WHAT YOU ARE ASKED TO DO: Only lines containing "analysis" are wanted from the data below. Copy those lines.

INPUT RECORDS:
##########

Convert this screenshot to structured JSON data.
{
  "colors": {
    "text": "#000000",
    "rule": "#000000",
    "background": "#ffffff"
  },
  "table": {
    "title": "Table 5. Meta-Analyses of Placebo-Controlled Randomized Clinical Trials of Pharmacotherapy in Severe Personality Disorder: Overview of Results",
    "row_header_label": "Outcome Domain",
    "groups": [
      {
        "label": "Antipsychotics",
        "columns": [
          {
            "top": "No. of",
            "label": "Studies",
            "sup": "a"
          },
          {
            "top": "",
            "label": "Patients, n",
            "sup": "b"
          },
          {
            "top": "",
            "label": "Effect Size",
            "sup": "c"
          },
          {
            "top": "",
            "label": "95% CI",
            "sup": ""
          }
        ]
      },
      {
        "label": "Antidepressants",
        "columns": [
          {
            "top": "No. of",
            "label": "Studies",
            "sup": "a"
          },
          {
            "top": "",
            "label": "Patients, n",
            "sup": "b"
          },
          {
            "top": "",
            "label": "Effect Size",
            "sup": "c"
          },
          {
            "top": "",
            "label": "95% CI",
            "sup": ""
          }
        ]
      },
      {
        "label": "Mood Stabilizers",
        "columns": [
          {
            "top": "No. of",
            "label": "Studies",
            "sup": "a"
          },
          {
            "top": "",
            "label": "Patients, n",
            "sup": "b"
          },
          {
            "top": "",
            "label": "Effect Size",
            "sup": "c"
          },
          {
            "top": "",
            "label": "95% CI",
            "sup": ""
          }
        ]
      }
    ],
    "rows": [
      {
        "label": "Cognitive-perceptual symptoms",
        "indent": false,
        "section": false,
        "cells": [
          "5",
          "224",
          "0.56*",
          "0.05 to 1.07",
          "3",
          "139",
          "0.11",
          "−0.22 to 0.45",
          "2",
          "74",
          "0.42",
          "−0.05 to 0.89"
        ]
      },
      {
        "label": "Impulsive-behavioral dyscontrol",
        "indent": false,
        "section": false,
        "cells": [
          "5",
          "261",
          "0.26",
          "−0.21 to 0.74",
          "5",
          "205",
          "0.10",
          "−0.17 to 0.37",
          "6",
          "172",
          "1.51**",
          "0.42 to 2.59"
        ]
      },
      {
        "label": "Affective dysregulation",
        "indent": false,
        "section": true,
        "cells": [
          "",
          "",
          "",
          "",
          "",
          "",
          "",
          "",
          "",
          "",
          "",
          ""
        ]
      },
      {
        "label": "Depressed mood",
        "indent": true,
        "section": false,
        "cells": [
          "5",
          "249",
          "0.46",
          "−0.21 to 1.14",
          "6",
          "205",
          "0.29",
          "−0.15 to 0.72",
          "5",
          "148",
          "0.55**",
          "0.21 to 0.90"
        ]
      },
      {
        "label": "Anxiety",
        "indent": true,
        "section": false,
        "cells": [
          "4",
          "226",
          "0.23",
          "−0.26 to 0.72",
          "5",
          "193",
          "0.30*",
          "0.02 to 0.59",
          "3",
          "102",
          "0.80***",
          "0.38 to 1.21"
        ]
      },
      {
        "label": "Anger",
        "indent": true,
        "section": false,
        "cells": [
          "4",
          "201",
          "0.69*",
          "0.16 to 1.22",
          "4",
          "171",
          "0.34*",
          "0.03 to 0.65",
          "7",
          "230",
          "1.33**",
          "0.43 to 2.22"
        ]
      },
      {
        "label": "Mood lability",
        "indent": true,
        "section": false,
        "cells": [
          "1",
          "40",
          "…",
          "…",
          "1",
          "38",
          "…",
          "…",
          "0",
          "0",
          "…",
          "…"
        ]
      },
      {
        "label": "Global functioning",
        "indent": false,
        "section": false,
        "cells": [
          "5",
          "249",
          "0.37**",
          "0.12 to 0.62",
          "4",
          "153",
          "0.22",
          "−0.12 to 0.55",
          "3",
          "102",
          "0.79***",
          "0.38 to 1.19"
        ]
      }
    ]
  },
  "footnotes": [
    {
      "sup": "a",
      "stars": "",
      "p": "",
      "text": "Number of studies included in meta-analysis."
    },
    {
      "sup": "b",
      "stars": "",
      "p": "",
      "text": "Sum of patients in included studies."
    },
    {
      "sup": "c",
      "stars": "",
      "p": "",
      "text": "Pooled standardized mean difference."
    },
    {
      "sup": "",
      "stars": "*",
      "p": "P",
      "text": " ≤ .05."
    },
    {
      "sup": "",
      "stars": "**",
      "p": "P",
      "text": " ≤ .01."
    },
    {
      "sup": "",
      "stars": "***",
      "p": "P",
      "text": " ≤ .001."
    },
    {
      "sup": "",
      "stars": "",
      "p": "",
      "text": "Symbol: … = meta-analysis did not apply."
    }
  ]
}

##########

FINISHED EXERCISE:
      "text": "Number of studies included in meta-analysis."
      "text": "Symbol: … = meta-analysis did not apply."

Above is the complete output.